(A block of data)
╭──

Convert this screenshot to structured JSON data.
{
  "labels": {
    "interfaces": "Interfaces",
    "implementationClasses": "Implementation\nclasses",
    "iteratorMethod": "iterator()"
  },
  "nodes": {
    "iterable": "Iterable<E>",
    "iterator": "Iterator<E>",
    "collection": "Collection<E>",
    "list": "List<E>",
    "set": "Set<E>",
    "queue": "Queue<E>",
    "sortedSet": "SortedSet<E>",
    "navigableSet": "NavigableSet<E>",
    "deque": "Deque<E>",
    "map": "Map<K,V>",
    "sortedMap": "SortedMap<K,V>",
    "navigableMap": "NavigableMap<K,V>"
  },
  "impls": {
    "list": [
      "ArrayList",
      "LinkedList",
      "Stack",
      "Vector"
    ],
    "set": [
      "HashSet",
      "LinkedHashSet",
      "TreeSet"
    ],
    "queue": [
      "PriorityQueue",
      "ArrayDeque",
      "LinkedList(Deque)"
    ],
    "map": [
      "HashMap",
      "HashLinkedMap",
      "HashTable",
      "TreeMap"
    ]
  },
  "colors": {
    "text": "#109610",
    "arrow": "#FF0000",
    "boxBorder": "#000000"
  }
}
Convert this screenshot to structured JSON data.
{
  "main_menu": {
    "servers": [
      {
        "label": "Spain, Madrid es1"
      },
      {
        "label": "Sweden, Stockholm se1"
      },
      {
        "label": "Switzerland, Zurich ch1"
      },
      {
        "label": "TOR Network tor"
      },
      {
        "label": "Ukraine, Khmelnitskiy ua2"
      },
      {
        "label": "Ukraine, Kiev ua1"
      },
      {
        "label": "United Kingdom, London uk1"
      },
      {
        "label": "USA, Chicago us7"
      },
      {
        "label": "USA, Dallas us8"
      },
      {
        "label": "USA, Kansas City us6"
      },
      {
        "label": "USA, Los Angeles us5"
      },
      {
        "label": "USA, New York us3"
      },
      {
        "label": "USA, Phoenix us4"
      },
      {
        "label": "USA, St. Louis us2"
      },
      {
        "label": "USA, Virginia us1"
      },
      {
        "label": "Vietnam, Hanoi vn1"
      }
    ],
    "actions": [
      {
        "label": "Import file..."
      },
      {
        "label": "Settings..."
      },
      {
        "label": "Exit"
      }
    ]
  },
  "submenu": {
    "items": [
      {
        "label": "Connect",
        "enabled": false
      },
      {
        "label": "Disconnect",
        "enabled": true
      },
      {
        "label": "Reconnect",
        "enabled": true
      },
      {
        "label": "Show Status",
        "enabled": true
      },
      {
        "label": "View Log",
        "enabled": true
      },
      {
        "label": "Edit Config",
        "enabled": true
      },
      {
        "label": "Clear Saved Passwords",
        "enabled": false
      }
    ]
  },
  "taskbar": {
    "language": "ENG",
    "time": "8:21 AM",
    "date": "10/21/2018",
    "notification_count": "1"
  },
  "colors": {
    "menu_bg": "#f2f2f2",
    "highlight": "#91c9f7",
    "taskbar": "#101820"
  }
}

╰──

▶ _Stated task_: Extract each line of the listing above, copying it word for word.

▶ _Task solution_:
Convert this screenshot to structured JSON data.
{
  "labels": {
    "interfaces": "Interfaces",
    "implementationClasses": "Implementation\nclasses",
    "iteratorMethod": "iterator()"
  },
  "nodes": {
    "iterable": "Iterable<E>",
    "iterator": "Iterator<E>",
    "collection": "Collection<E>",
    "list": "List<E>",
    "set": "Set<E>",
    "queue": "Queue<E>",
    "sortedSet": "SortedSet<E>",
    "navigableSet": "NavigableSet<E>",
    "deque": "Deque<E>",
    "map": "Map<K,V>",
    "sortedMap": "SortedMap<K,V>",
    "navigableMap": "NavigableMap<K,V>"
  },
  "impls": {
    "list": [
      "ArrayList",
      "LinkedList",
      "Stack",
      "Vector"
    ],
    "set": [
      "HashSet",
      "LinkedHashSet",
      "TreeSet"
    ],
    "queue": [
      "PriorityQueue",
      "ArrayDeque",
      "LinkedList(Deque)"
    ],
    "map": [
      "HashMap",
      "HashLinkedMap",
      "HashTable",
      "TreeMap"
    ]
  },
  "colors": {
    "text": "#109610",
    "arrow": "#FF0000",
    "boxBorder": "#000000"
  }
}
Convert this screenshot to structured JSON data.
{
  "main_menu": {
    "servers": [
      {
        "label": "Spain, Madrid es1"
      },
      {
        "label": "Sweden, Stockholm se1"
      },
      {
        "label": "Switzerland, Zurich ch1"
      },
      {
        "label": "TOR Network tor"
      },
      {
        "label": "Ukraine, Khmelnitskiy ua2"
      },
      {
        "label": "Ukraine, Kiev ua1"
      },
      {
        "label": "United Kingdom, London uk1"
      },
      {
        "label": "USA, Chicago us7"
      },
      {
        "label": "USA, Dallas us8"
      },
      {
        "label": "USA, Kansas City us6"
      },
      {
        "label": "USA, Los Angeles us5"
      },
      {
        "label": "USA, New York us3"
      },
      {
        "label": "USA, Phoenix us4"
      },
      {
        "label": "USA, St. Louis us2"
      },
      {
        "label": "USA, Virginia us1"
      },
      {
        "label": "Vietnam, Hanoi vn1"
      }
    ],
    "actions": [
      {
        "label": "Import file..."
      },
      {
        "label": "Settings..."
      },
      {
        "label": "Exit"
      }
    ]
  },
  "submenu": {
    "items": [
      {
        "label": "Connect",
        "enabled": false
      },
      {
        "label": "Disconnect",
        "enabled": true
      },
      {
        "label": "Reconnect",
        "enabled": true
      },
      {
        "label": "Show Status",
        "enabled": true
      },
      {
        "label": "View Log",
        "enabled": true
      },
      {
        "label": "Edit Config",
        "enabled": true
      },
      {
        "label": "Clear Saved Passwords",
        "enabled": false
      }
    ]
  },
  "taskbar": {
    "language": "ENG",
    "time": "8:21 AM",
    "date": "10/21/2018",
    "notification_count": "1"
  },
  "colors": {
    "menu_bg": "#f2f2f2",
    "highlight": "#91c9f7",
    "taskbar": "#101820"
  }
}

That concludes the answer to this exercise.